WRITTEN PROBLEM
Identify each line in the records below that contains the word "Funding", and copy it.
** start of DATA FOR THIS EXERCISE **
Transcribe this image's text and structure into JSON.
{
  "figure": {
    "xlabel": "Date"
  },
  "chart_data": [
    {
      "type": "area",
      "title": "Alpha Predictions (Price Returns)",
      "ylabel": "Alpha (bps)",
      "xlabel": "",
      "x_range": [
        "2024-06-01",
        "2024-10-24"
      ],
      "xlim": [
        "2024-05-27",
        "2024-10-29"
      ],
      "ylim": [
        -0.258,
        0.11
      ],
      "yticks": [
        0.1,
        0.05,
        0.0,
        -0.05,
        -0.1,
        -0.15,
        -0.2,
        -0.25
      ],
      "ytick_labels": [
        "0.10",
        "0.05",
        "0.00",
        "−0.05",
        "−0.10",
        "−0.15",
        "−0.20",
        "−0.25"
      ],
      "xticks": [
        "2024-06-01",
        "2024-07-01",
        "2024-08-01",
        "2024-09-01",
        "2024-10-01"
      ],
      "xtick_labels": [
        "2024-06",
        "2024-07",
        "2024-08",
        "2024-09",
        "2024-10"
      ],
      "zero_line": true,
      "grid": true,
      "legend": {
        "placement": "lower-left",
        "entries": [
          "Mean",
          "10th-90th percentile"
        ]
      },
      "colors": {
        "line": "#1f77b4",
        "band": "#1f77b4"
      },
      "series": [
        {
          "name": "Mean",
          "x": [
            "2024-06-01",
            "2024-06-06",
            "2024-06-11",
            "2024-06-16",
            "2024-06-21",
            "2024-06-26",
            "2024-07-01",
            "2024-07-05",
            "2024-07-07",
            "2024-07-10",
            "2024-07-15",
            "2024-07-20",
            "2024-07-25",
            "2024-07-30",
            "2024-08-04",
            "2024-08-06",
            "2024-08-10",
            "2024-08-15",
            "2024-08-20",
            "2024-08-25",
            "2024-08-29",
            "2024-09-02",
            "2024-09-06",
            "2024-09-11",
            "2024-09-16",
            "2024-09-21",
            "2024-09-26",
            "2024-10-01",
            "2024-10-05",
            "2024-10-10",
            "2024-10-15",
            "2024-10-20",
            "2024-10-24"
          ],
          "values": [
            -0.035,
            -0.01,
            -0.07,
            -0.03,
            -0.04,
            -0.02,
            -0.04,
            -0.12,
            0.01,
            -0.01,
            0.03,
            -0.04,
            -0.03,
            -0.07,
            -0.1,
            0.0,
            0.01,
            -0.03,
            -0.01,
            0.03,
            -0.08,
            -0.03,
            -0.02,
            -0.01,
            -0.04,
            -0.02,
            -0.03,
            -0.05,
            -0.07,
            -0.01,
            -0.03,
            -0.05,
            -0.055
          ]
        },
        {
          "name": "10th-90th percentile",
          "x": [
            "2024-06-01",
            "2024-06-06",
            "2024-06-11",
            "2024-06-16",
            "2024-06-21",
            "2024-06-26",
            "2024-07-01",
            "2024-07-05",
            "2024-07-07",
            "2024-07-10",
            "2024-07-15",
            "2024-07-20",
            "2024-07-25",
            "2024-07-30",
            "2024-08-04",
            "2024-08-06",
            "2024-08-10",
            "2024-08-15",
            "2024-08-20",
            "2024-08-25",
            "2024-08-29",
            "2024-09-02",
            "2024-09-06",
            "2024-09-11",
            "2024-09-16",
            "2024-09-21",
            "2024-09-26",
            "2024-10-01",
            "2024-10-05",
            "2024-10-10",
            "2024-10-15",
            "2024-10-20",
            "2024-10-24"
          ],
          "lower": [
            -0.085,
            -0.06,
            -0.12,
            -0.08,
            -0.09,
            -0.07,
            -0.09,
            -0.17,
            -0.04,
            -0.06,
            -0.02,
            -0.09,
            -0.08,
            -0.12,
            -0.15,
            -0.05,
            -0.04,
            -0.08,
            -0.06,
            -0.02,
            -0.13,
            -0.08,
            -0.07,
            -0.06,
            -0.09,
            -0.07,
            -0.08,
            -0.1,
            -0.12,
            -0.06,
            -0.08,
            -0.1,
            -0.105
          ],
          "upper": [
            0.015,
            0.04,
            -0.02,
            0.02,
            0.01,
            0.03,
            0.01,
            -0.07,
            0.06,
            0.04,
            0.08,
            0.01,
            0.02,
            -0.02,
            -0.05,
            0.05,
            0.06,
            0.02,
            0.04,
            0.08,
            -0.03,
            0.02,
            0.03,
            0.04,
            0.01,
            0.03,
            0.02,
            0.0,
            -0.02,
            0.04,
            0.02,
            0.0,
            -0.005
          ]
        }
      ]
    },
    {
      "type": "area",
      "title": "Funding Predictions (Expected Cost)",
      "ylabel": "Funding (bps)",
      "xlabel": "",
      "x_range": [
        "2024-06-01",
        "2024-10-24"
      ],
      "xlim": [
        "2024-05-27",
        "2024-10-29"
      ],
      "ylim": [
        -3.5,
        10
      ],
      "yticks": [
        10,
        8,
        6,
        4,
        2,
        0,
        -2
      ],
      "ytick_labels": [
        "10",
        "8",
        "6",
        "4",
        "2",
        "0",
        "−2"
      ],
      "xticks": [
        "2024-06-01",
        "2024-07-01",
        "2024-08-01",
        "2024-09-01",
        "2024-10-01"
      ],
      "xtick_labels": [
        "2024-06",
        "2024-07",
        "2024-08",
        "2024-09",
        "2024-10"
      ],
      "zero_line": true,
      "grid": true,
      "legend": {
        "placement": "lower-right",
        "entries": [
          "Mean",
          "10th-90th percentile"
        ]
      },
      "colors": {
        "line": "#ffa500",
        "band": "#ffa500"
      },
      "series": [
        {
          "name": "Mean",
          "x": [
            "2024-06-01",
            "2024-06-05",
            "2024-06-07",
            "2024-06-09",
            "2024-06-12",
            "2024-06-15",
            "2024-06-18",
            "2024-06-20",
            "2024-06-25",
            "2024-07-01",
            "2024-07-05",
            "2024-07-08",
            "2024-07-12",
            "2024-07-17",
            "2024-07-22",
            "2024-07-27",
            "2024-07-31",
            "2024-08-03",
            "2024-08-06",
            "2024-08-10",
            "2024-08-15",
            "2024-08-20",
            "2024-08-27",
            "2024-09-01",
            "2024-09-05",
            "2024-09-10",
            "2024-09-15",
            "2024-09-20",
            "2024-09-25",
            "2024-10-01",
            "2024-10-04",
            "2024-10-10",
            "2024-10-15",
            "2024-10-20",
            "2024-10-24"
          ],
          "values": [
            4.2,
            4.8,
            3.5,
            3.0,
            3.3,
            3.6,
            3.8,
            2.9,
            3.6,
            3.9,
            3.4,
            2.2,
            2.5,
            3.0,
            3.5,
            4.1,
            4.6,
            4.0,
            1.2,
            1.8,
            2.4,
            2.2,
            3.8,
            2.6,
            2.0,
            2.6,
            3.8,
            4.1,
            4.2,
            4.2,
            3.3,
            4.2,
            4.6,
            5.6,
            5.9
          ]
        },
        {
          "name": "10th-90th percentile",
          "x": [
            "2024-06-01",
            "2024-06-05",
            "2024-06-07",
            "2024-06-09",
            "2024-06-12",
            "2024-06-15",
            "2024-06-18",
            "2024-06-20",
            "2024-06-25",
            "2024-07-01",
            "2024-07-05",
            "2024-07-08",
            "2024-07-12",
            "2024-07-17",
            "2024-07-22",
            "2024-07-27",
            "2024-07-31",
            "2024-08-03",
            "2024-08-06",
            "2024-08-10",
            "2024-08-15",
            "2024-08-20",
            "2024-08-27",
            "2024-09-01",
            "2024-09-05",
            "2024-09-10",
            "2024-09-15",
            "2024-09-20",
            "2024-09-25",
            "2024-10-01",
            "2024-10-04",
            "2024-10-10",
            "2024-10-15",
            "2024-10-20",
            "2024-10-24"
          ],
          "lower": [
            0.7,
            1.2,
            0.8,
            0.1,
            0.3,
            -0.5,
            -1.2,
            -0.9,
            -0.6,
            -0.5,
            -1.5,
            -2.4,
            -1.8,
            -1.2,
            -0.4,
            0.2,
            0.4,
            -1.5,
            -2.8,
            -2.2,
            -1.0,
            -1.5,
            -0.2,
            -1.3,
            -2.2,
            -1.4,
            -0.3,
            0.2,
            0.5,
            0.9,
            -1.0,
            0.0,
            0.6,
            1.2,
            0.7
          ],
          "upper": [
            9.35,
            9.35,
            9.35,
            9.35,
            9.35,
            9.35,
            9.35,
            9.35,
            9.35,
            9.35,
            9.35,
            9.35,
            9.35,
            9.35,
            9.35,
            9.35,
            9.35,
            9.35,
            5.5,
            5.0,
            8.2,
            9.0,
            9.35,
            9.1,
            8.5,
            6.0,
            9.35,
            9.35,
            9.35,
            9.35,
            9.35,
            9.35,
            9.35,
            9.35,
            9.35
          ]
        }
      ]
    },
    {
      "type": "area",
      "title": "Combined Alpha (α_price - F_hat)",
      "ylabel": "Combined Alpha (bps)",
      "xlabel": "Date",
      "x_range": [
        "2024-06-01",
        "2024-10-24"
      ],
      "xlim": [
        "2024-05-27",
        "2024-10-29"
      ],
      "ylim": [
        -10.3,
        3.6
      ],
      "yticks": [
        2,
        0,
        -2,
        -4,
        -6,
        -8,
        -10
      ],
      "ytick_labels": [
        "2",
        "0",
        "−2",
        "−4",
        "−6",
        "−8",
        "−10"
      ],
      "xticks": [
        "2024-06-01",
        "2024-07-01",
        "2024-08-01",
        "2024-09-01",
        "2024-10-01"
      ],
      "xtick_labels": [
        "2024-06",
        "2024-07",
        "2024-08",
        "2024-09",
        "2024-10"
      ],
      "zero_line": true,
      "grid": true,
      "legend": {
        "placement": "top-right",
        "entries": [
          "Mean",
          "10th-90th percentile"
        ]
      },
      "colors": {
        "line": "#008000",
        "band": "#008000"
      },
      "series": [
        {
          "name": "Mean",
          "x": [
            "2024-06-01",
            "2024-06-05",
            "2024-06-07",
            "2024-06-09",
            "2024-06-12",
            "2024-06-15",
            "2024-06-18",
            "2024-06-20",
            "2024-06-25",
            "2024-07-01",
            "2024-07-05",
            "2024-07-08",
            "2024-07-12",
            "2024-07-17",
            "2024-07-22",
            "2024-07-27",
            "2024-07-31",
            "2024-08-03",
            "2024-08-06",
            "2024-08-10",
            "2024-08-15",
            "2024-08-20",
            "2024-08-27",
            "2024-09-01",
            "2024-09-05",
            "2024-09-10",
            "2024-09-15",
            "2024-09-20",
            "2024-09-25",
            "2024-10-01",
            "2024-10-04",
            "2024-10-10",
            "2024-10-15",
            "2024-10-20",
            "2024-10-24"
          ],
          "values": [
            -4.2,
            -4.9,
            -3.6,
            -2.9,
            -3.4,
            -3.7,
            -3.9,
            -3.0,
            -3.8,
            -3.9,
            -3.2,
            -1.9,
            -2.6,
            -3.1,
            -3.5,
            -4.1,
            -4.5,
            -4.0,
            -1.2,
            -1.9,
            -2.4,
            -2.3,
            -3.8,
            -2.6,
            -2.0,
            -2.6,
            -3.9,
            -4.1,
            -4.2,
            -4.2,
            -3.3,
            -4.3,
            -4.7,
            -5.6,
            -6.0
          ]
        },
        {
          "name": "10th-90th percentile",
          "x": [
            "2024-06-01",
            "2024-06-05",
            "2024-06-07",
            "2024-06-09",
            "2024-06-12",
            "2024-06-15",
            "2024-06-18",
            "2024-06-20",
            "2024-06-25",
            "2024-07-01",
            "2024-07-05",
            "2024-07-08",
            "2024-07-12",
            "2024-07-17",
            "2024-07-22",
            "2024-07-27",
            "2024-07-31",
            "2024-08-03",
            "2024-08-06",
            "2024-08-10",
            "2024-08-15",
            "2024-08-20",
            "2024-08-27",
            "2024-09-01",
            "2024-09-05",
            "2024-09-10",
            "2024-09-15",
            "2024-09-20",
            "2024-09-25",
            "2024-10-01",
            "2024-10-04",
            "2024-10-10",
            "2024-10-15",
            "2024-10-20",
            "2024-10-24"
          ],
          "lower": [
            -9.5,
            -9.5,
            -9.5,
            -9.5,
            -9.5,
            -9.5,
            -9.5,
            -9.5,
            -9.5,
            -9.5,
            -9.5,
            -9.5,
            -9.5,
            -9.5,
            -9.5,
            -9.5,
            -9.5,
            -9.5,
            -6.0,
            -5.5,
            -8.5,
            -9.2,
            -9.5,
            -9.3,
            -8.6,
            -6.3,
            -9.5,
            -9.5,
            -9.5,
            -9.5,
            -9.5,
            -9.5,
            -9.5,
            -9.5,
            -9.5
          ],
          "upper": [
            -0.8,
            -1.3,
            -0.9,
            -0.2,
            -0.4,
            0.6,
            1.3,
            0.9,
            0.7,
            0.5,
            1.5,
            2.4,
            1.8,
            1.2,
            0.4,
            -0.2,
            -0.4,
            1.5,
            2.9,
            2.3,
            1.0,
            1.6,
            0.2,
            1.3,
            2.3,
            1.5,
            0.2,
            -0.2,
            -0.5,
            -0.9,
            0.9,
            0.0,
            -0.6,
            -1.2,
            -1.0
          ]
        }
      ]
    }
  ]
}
** end of DATA FOR THIS EXERCISE **
RESPONSE TO THIS TASK
      "title": "Funding Predictions (Expected Cost)",
      "ylabel": "Funding (bps)",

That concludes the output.